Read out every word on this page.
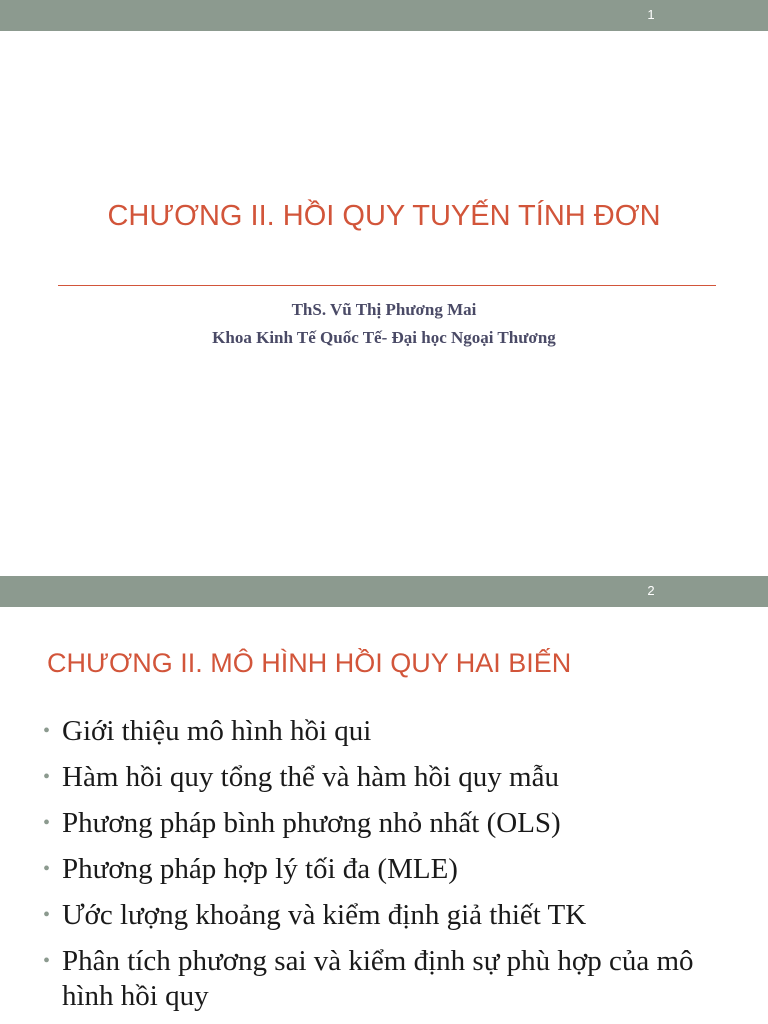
1
CHƯƠNG II. HỒI QUY TUYẾN TÍNH ĐƠN
ThS. Vũ Thị Phương Mai
Khoa Kinh Tế Quốc Tế- Đại học Ngoại Thương
2
CHƯƠNG II. MÔ HÌNH HỒI QUY HAI BIẾN
• Giới thiệu mô hình hồi qui
• Hàm hồi quy tổng thể và hàm hồi quy mẫu
• Phương pháp bình phương nhỏ nhất (OLS)
• Phương pháp hợp lý tối đa (MLE)
• Ước lượng khoảng và kiểm định giả thiết TK
• Phân tích phương sai và kiểm định sự phù hợp của mô hình hồi quy
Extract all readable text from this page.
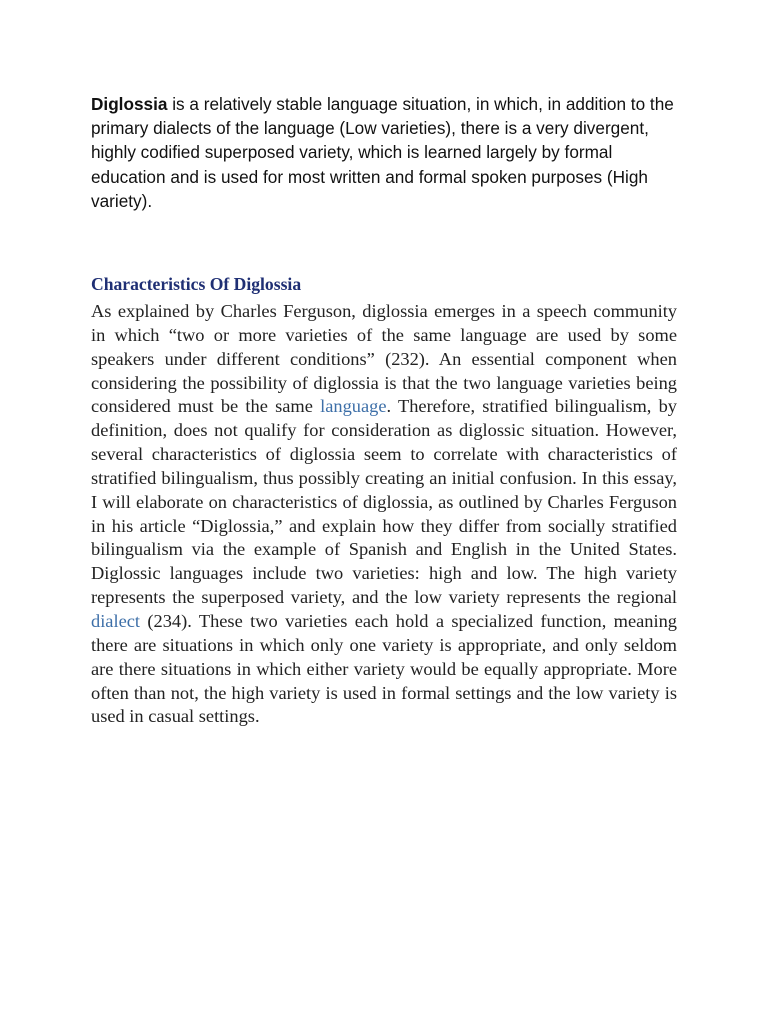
Diglossia is a relatively stable language situation, in which, in addition to the primary dialects of the language (Low varieties), there is a very divergent, highly codified superposed variety, which is learned largely by formal education and is used for most written and formal spoken purposes (High variety).

Characteristics Of Diglossia

As explained by Charles Ferguson, diglossia emerges in a speech community in which “two or more varieties of the same language are used by some speakers under different conditions” (232). An essential component when considering the possibility of diglossia is that the two language varieties being considered must be the same language. Therefore, stratified bilingualism, by definition, does not qualify for consideration as diglossic situation. However, several characteristics of diglossia seem to correlate with characteristics of stratified bilingualism, thus possibly creating an initial confusion. In this essay, I will elaborate on characteristics of diglossia, as outlined by Charles Ferguson in his article “Diglossia,” and explain how they differ from socially stratified bilingualism via the example of Spanish and English in the United States. Diglossic languages include two varieties: high and low. The high variety represents the superposed variety, and the low variety represents the regional dialect (234). These two varieties each hold a specialized function, meaning there are situations in which only one variety is appropriate, and only seldom are there situations in which either variety would be equally appropriate. More often than not, the high variety is used in formal settings and the low variety is used in casual settings.
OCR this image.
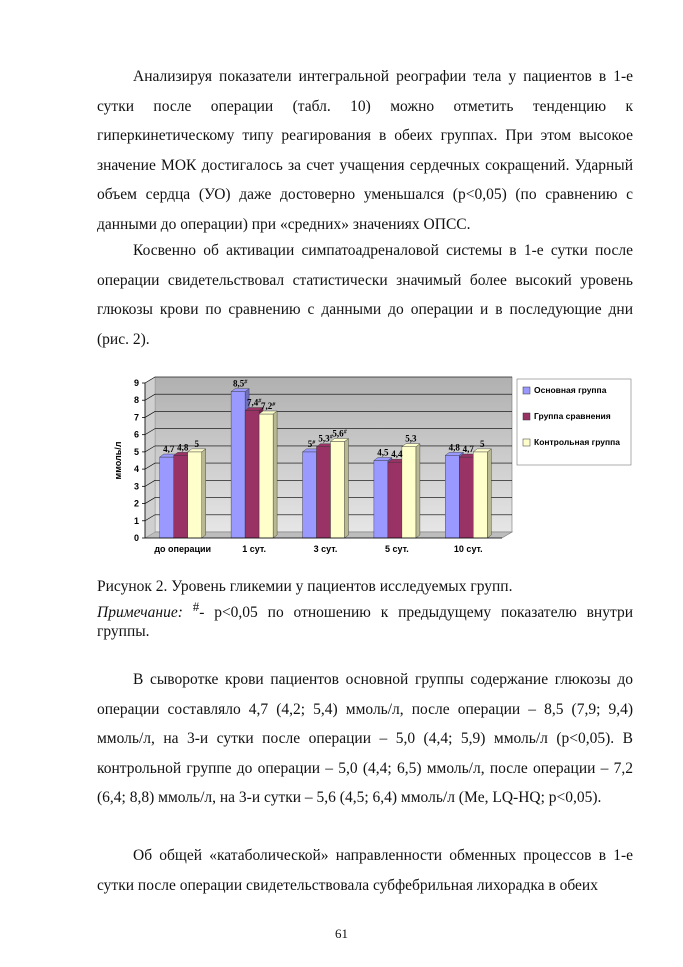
Анализируя показатели интегральной реографии тела у пациентов в 1-е сутки после операции (табл. 10) можно отметить тенденцию к гиперкинетическому типу реагирования в обеих группах. При этом высокое значение МОК достигалось за счет учащения сердечных сокращений. Ударный объем сердца (УО) даже достоверно уменьшался (р<0,05) (по сравнению с данными до операции) при «средних» значениях ОПСС.

Косвенно об активации симпатоадреналовой системы в 1-е сутки после операции свидетельствовал статистически значимый более высокий уровень глюкозы крови по сравнению с данными до операции и в последующие дни (рис. 2).

4,7 4,8 5
8,5#
7,4# 7,2#
5# 5,3# 5,6#
4,5 4,4
5,3
4,8 4,7
5
0
1
2
3
4
5
6
7
8
9
ммоль/л
до операции	1 сут.	3 сут.	5 сут.	10 сут.
Основная группа
Группа сравнения
Контрольная группа
Рисунок 2. Уровень гликемии у пациентов исследуемых групп.
Примечание: #- р<0,05 по отношению к предыдущему показателю внутри группы.

В сыворотке крови пациентов основной группы содержание глюкозы до операции составляло 4,7 (4,2; 5,4) ммоль/л, после операции – 8,5 (7,9; 9,4) ммоль/л, на 3-и сутки после операции – 5,0 (4,4; 5,9) ммоль/л (р<0,05). В контрольной группе до операции – 5,0 (4,4; 6,5) ммоль/л, после операции – 7,2 (6,4; 8,8) ммоль/л, на 3-и сутки – 5,6 (4,5; 6,4) ммоль/л (Me, LQ-HQ; р<0,05).

Об общей «катаболической» направленности обменных процессов в 1-е сутки после операции свидетельствовала субфебрильная лихорадка в обеих

61
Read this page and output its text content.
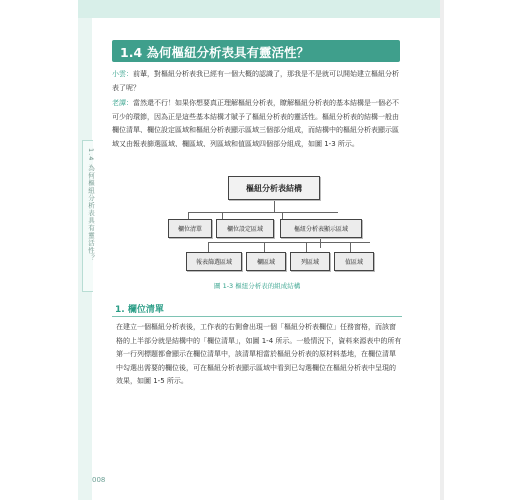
1.4 為何樞紐分析表具有靈活性？
1.4 為何樞紐分析表具有靈活性？
小雲：前輩，對樞紐分析表我已經有一個大概的認識了，那我是不是就可以開始建立樞紐分析表了呢？
老譚：當然還不行！如果你想要真正理解樞紐分析表，瞭解樞紐分析表的基本結構是一個必不可少的環節，因為正是這些基本結構才賦予了樞紐分析表的靈活性。樞紐分析表的結構一般由欄位清單、欄位設定區域和樞紐分析表顯示區域三個部分組成，而結構中的樞紐分析表顯示區域又由報表篩選區域、欄區域、列區域和值區域四個部分組成，如圖 1-3 所示。
樞紐分析表結構
欄位清單	欄位設定區域	樞紐分析表顯示區域
報表篩選區域	欄區域	列區域	值區域
圖 1-3 樞紐分析表的組成結構
1. 欄位清單
在建立一個樞紐分析表後，工作表的右側會出現一個「樞紐分析表欄位」任務窗格，而該窗格的上半部分就是結構中的「欄位清單」，如圖 1-4 所示。一般情況下，資料來源表中的所有第一行列標題都會顯示在欄位清單中，該清單相當於樞紐分析表的原材料基地，在欄位清單中勾選出需要的欄位後，可在樞紐分析表顯示區域中看到已勾選欄位在樞紐分析表中呈現的效果，如圖 1-5 所示。
008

## Directions for this task
Copy every line of the records above that contains "superposed".

## Reply
Diglossia is a relatively stable language situation, in which, in addition to the primary dialects of the language (Low varieties), there is a very divergent, highly codified superposed variety, which is learned largely by formal education and is used for most written and formal spoken purposes (High variety).
As explained by Charles Ferguson, diglossia emerges in a speech community in which “two or more varieties of the same language are used by some speakers under different conditions” (232). An essential component when considering the possibility of diglossia is that the two language varieties being considered must be the same language. Therefore, stratified bilingualism, by definition, does not qualify for consideration as diglossic situation. However, several characteristics of diglossia seem to correlate with characteristics of stratified bilingualism, thus possibly creating an initial confusion. In this essay, I will elaborate on characteristics of diglossia, as outlined by Charles Ferguson in his article “Diglossia,” and explain how they differ from socially stratified bilingualism via the example of Spanish and English in the United States. Diglossic languages include two varieties: high and low. The high variety represents the superposed variety, and the low variety represents the regional dialect (234). These two varieties each hold a specialized function, meaning there are situations in which only one variety is appropriate, and only seldom are there situations in which either variety would be equally appropriate. More often than not, the high variety is used in formal settings and the low variety is used in casual settings.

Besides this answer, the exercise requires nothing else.